WHAT TO PRODUCE — Print the full listing exactly.

GIVEN INFORMATION —
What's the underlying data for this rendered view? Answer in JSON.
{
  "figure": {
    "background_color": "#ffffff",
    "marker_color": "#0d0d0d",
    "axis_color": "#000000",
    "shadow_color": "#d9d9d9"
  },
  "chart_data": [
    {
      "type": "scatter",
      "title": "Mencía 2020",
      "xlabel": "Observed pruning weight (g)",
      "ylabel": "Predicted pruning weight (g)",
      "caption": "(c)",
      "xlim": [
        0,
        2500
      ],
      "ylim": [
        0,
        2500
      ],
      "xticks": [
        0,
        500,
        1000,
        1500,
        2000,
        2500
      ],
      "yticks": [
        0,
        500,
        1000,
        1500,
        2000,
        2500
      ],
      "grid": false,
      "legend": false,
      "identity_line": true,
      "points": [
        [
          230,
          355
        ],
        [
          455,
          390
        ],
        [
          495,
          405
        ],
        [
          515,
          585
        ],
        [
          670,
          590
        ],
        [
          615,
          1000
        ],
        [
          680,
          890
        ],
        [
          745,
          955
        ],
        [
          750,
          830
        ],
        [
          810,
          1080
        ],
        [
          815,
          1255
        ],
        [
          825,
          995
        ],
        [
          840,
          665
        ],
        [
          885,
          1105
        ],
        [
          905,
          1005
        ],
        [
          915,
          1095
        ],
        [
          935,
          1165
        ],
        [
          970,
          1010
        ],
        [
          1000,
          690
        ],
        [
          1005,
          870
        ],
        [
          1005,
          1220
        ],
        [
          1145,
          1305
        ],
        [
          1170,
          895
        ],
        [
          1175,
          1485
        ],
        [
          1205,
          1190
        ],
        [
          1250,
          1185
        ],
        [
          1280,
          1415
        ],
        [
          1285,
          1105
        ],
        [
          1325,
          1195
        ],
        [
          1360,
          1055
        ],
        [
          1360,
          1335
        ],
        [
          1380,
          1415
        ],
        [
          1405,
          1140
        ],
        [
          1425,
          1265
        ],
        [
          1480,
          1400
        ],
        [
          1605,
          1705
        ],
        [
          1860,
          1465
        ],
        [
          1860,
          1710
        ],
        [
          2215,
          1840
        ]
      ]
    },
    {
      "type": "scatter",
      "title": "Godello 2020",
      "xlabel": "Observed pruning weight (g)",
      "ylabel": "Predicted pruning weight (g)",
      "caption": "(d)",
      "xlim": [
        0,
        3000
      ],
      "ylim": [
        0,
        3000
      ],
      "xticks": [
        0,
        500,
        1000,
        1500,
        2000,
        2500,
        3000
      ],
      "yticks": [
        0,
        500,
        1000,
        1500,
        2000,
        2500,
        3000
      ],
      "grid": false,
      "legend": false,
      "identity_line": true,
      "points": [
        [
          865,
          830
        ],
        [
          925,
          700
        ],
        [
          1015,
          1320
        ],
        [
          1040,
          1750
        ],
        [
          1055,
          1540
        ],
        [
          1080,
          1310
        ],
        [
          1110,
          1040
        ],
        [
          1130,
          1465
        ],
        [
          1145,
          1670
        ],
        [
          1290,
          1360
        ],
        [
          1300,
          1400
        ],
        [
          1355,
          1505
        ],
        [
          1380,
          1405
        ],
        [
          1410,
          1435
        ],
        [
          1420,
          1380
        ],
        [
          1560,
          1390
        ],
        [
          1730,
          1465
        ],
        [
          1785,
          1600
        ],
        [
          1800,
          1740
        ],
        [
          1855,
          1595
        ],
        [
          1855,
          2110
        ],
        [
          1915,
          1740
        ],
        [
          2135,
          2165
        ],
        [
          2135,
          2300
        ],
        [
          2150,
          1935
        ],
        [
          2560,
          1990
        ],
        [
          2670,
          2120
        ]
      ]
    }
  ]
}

TASK ANSWER —
What's the underlying data for this rendered view? Answer in JSON.
{
  "figure": {
    "background_color": "#ffffff",
    "marker_color": "#0d0d0d",
    "axis_color": "#000000",
    "shadow_color": "#d9d9d9"
  },
  "chart_data": [
    {
      "type": "scatter",
      "title": "Mencía 2020",
      "xlabel": "Observed pruning weight (g)",
      "ylabel": "Predicted pruning weight (g)",
      "caption": "(c)",
      "xlim": [
        0,
        2500
      ],
      "ylim": [
        0,
        2500
      ],
      "xticks": [
        0,
        500,
        1000,
        1500,
        2000,
        2500
      ],
      "yticks": [
        0,
        500,
        1000,
        1500,
        2000,
        2500
      ],
      "grid": false,
      "legend": false,
      "identity_line": true,
      "points": [
        [
          230,
          355
        ],
        [
          455,
          390
        ],
        [
          495,
          405
        ],
        [
          515,
          585
        ],
        [
          670,
          590
        ],
        [
          615,
          1000
        ],
        [
          680,
          890
        ],
        [
          745,
          955
        ],
        [
          750,
          830
        ],
        [
          810,
          1080
        ],
        [
          815,
          1255
        ],
        [
          825,
          995
        ],
        [
          840,
          665
        ],
        [
          885,
          1105
        ],
        [
          905,
          1005
        ],
        [
          915,
          1095
        ],
        [
          935,
          1165
        ],
        [
          970,
          1010
        ],
        [
          1000,
          690
        ],
        [
          1005,
          870
        ],
        [
          1005,
          1220
        ],
        [
          1145,
          1305
        ],
        [
          1170,
          895
        ],
        [
          1175,
          1485
        ],
        [
          1205,
          1190
        ],
        [
          1250,
          1185
        ],
        [
          1280,
          1415
        ],
        [
          1285,
          1105
        ],
        [
          1325,
          1195
        ],
        [
          1360,
          1055
        ],
        [
          1360,
          1335
        ],
        [
          1380,
          1415
        ],
        [
          1405,
          1140
        ],
        [
          1425,
          1265
        ],
        [
          1480,
          1400
        ],
        [
          1605,
          1705
        ],
        [
          1860,
          1465
        ],
        [
          1860,
          1710
        ],
        [
          2215,
          1840
        ]
      ]
    },
    {
      "type": "scatter",
      "title": "Godello 2020",
      "xlabel": "Observed pruning weight (g)",
      "ylabel": "Predicted pruning weight (g)",
      "caption": "(d)",
      "xlim": [
        0,
        3000
      ],
      "ylim": [
        0,
        3000
      ],
      "xticks": [
        0,
        500,
        1000,
        1500,
        2000,
        2500,
        3000
      ],
      "yticks": [
        0,
        500,
        1000,
        1500,
        2000,
        2500,
        3000
      ],
      "grid": false,
      "legend": false,
      "identity_line": true,
      "points": [
        [
          865,
          830
        ],
        [
          925,
          700
        ],
        [
          1015,
          1320
        ],
        [
          1040,
          1750
        ],
        [
          1055,
          1540
        ],
        [
          1080,
          1310
        ],
        [
          1110,
          1040
        ],
        [
          1130,
          1465
        ],
        [
          1145,
          1670
        ],
        [
          1290,
          1360
        ],
        [
          1300,
          1400
        ],
        [
          1355,
          1505
        ],
        [
          1380,
          1405
        ],
        [
          1410,
          1435
        ],
        [
          1420,
          1380
        ],
        [
          1560,
          1390
        ],
        [
          1730,
          1465
        ],
        [
          1785,
          1600
        ],
        [
          1800,
          1740
        ],
        [
          1855,
          1595
        ],
        [
          1855,
          2110
        ],
        [
          1915,
          1740
        ],
        [
          2135,
          2165
        ],
        [
          2135,
          2300
        ],
        [
          2150,
          1935
        ],
        [
          2560,
          1990
        ],
        [
          2670,
          2120
        ]
      ]
    }
  ]
}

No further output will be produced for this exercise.